─── EXERCISE MATERIAL ───
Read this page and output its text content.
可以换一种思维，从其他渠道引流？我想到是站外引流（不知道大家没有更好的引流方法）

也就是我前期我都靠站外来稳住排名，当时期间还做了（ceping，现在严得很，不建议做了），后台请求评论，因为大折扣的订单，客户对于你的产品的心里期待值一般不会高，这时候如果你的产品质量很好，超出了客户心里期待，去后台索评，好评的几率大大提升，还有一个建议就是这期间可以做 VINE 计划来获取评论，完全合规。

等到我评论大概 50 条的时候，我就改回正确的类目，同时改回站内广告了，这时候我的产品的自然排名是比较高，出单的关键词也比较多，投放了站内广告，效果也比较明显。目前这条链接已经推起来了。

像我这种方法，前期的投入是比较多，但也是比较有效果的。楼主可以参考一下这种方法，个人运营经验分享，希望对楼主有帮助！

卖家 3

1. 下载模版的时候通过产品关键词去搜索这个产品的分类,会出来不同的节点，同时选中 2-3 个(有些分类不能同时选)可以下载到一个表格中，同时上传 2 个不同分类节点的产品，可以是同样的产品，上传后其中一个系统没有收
───
Repeat the data exactly. Leave nothing out.

Read this page and output its text content.
可以换一种思维，从其他渠道引流？我想到是站外引流（不知道大家没有更好的引流方法）

也就是我前期我都靠站外来稳住排名，当时期间还做了（ceping，现在严得很，不建议做了），后台请求评论，因为大折扣的订单，客户对于你的产品的心里期待值一般不会高，这时候如果你的产品质量很好，超出了客户心里期待，去后台索评，好评的几率大大提升，还有一个建议就是这期间可以做 VINE 计划来获取评论，完全合规。

等到我评论大概 50 条的时候，我就改回正确的类目，同时改回站内广告了，这时候我的产品的自然排名是比较高，出单的关键词也比较多，投放了站内广告，效果也比较明显。目前这条链接已经推起来了。

像我这种方法，前期的投入是比较多，但也是比较有效果的。楼主可以参考一下这种方法，个人运营经验分享，希望对楼主有帮助！

卖家 3

1. 下载模版的时候通过产品关键词去搜索这个产品的分类,会出来不同的节点，同时选中 2-3 个(有些分类不能同时选)可以下载到一个表格中，同时上传 2 个不同分类节点的产品，可以是同样的产品，上传后其中一个系统没有收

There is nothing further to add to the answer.